** 課題一覧 **
**1.** 地下室についての文章にある「地下室は地上に出ている部屋とは違い、メリットもあればデメリットもあるため、事前によく理解しておくことが重要です。」という一文を英語に訳してください。
**2.** 地下室についての文章から、「天井部分が地盤面から1m以下」から「室を作ることができるのです。」までを、その両方の語句も含めて一字一句そのまま書き写してください。

** 抜粋 **
⟨

地下室は地上に出ている部屋とは違い、メリットもあればデメリットもあるため、事前によく理解しておくことが重要です。

 

地下室の基準とは

 

建築基準法における地下室とは、次の要件に該当するもののことをいいます。

 

・床が地盤面よりも下にある
・床面から地盤面までの高さが、その階の高さの1/3以上

 

天井部分が地盤面から1m以下にある部分については、建築面積に算入されません。また、建物全体の住宅部分の延床面積の1/3まで容積率の計算から除外することができます。

 

例えば、100uで容積率が80%だとした場合、延床面積80uが上限となりますが、上記要件を満たしている地下室であれば、地上部分で80u使ったとしても、さらに40uの地下室を作ることができるのです。

⟩

注釈付き要素一覧:

⟨

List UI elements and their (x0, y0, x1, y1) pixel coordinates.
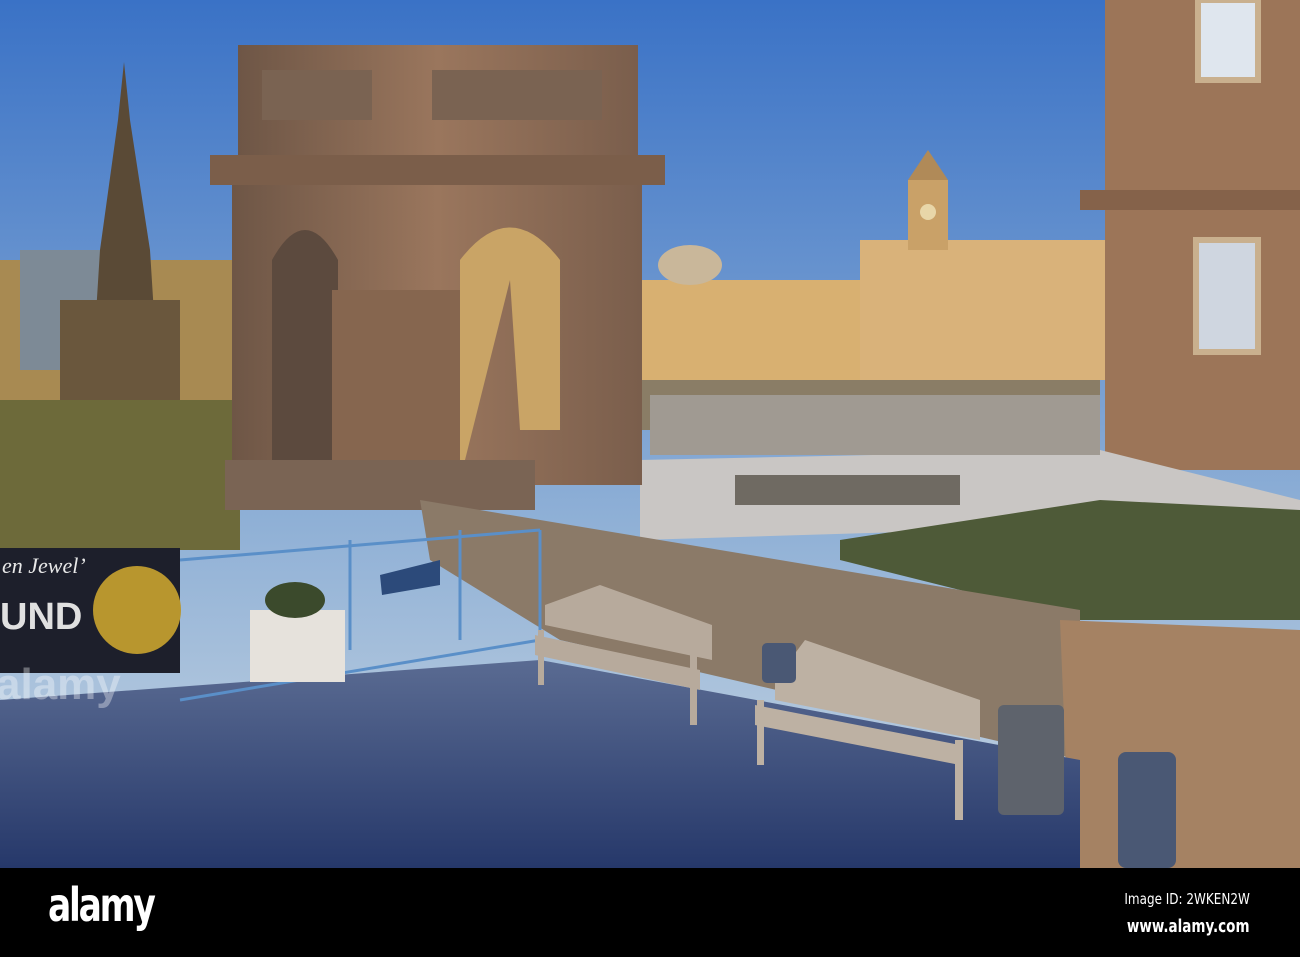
balustrade-back (650, 395, 1100, 455)
gold-coin (93, 566, 181, 654)
site-url: www.alamy.com (1127, 916, 1250, 937)
banner-text-line2: UND (0, 596, 83, 638)
alamy-logo: alamy (48, 878, 156, 932)
stone-pillar (1060, 620, 1300, 868)
window-lower (1193, 237, 1261, 355)
princes-street-buildings (640, 280, 870, 380)
litter-bin (998, 705, 1064, 815)
balmoral-hotel (860, 240, 1110, 380)
banner-text-line1: en Jewel’ (2, 553, 86, 578)
stone-bench (735, 475, 960, 505)
bollard-light-2 (762, 643, 796, 683)
stone-arch (210, 45, 665, 510)
st-james-quarter-ribbon (658, 245, 722, 285)
footer-bar: alamy Image ID: 2WKEN2W www.alamy.com (0, 868, 1300, 957)
gardens (0, 400, 240, 550)
photo-page: en Jewel’ UND alamy alamy Image ID: 2WKE… (0, 0, 1300, 957)
bollard-light (1118, 752, 1176, 868)
image-id: Image ID: 2WKEN2W (1124, 890, 1250, 908)
planter (250, 610, 345, 682)
watermark: alamy (0, 660, 121, 709)
edinburgh-terrace-photo (0, 0, 1300, 868)
window-upper (1195, 0, 1261, 83)
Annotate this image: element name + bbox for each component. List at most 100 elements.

⟩

** 各課題の解答 **
**1.** Unlike rooms above ground, basements have both advantages and disadvantages, so it is important to understand them well in advance.

**2.**
天井部分が地盤面から1m以下にある部分については、建築面積に算入されません。また、建物全体の住宅部分の延床面積の1/3まで容積率の計算から除外することができます。

 

例えば、100uで容積率が80%だとした場合、延床面積80uが上限となりますが、上記要件を満たしている地下室であれば、地上部分で80u使ったとしても、さらに40uの地下室を作ることができるのです。